[Data entries]
--
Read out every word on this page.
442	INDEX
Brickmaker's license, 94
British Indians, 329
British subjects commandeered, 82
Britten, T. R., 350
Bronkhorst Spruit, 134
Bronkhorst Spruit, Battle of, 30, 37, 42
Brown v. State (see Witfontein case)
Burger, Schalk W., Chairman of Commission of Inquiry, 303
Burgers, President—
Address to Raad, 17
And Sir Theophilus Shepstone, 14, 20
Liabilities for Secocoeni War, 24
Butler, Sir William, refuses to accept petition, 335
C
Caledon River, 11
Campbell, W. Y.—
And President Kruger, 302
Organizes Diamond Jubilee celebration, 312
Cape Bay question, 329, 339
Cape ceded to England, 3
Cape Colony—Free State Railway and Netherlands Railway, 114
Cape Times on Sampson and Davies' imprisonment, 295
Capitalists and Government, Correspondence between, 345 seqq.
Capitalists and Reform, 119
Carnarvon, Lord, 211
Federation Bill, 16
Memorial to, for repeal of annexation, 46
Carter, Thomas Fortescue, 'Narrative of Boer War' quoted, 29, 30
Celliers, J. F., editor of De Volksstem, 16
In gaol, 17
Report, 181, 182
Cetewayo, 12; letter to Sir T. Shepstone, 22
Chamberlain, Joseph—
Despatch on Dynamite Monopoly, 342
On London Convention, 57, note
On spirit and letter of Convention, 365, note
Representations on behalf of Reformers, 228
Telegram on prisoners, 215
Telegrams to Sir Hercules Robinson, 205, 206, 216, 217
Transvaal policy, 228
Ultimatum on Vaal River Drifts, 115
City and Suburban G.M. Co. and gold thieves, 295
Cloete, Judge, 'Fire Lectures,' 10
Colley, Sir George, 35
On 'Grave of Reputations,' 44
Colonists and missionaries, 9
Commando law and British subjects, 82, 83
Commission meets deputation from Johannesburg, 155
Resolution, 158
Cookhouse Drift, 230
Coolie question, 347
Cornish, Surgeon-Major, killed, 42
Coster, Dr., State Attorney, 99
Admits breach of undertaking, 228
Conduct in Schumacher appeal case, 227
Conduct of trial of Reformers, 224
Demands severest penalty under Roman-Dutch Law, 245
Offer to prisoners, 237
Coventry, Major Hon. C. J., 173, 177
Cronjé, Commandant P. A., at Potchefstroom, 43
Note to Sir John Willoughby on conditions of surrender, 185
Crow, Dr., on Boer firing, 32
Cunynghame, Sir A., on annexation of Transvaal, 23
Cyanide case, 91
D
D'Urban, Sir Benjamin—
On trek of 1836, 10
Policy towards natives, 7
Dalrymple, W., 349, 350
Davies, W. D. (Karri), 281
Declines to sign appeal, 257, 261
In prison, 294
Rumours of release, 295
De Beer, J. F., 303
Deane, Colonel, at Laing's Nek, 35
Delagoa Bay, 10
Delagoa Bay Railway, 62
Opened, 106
--
» GIVEN INSTRUCTION
Return the entries in full, keeping every line exactly as it is.

» EXERCISE RESULT
Read out every word on this page.
442	INDEX
Brickmaker's license, 94
British Indians, 329
British subjects commandeered, 82
Britten, T. R., 350
Bronkhorst Spruit, 134
Bronkhorst Spruit, Battle of, 30, 37, 42
Brown v. State (see Witfontein case)
Burger, Schalk W., Chairman of Commission of Inquiry, 303
Burgers, President—
Address to Raad, 17
And Sir Theophilus Shepstone, 14, 20
Liabilities for Secocoeni War, 24
Butler, Sir William, refuses to accept petition, 335
C
Caledon River, 11
Campbell, W. Y.—
And President Kruger, 302
Organizes Diamond Jubilee celebration, 312
Cape Bay question, 329, 339
Cape ceded to England, 3
Cape Colony—Free State Railway and Netherlands Railway, 114
Cape Times on Sampson and Davies' imprisonment, 295
Capitalists and Government, Correspondence between, 345 seqq.
Capitalists and Reform, 119
Carnarvon, Lord, 211
Federation Bill, 16
Memorial to, for repeal of annexation, 46
Carter, Thomas Fortescue, 'Narrative of Boer War' quoted, 29, 30
Celliers, J. F., editor of De Volksstem, 16
In gaol, 17
Report, 181, 182
Cetewayo, 12; letter to Sir T. Shepstone, 22
Chamberlain, Joseph—
Despatch on Dynamite Monopoly, 342
On London Convention, 57, note
On spirit and letter of Convention, 365, note
Representations on behalf of Reformers, 228
Telegram on prisoners, 215
Telegrams to Sir Hercules Robinson, 205, 206, 216, 217
Transvaal policy, 228
Ultimatum on Vaal River Drifts, 115
City and Suburban G.M. Co. and gold thieves, 295
Cloete, Judge, 'Fire Lectures,' 10
Colley, Sir George, 35
On 'Grave of Reputations,' 44
Colonists and missionaries, 9
Commando law and British subjects, 82, 83
Commission meets deputation from Johannesburg, 155
Resolution, 158
Cookhouse Drift, 230
Coolie question, 347
Cornish, Surgeon-Major, killed, 42
Coster, Dr., State Attorney, 99
Admits breach of undertaking, 228
Conduct in Schumacher appeal case, 227
Conduct of trial of Reformers, 224
Demands severest penalty under Roman-Dutch Law, 245
Offer to prisoners, 237
Coventry, Major Hon. C. J., 173, 177
Cronjé, Commandant P. A., at Potchefstroom, 43
Note to Sir John Willoughby on conditions of surrender, 185
Crow, Dr., on Boer firing, 32
Cunynghame, Sir A., on annexation of Transvaal, 23
Cyanide case, 91
D
D'Urban, Sir Benjamin—
On trek of 1836, 10
Policy towards natives, 7
Dalrymple, W., 349, 350
Davies, W. D. (Karri), 281
Declines to sign appeal, 257, 261
In prison, 294
Rumours of release, 295
De Beer, J. F., 303
Deane, Colonel, at Laing's Nek, 35
Delagoa Bay, 10
Delagoa Bay Railway, 62
Opened, 106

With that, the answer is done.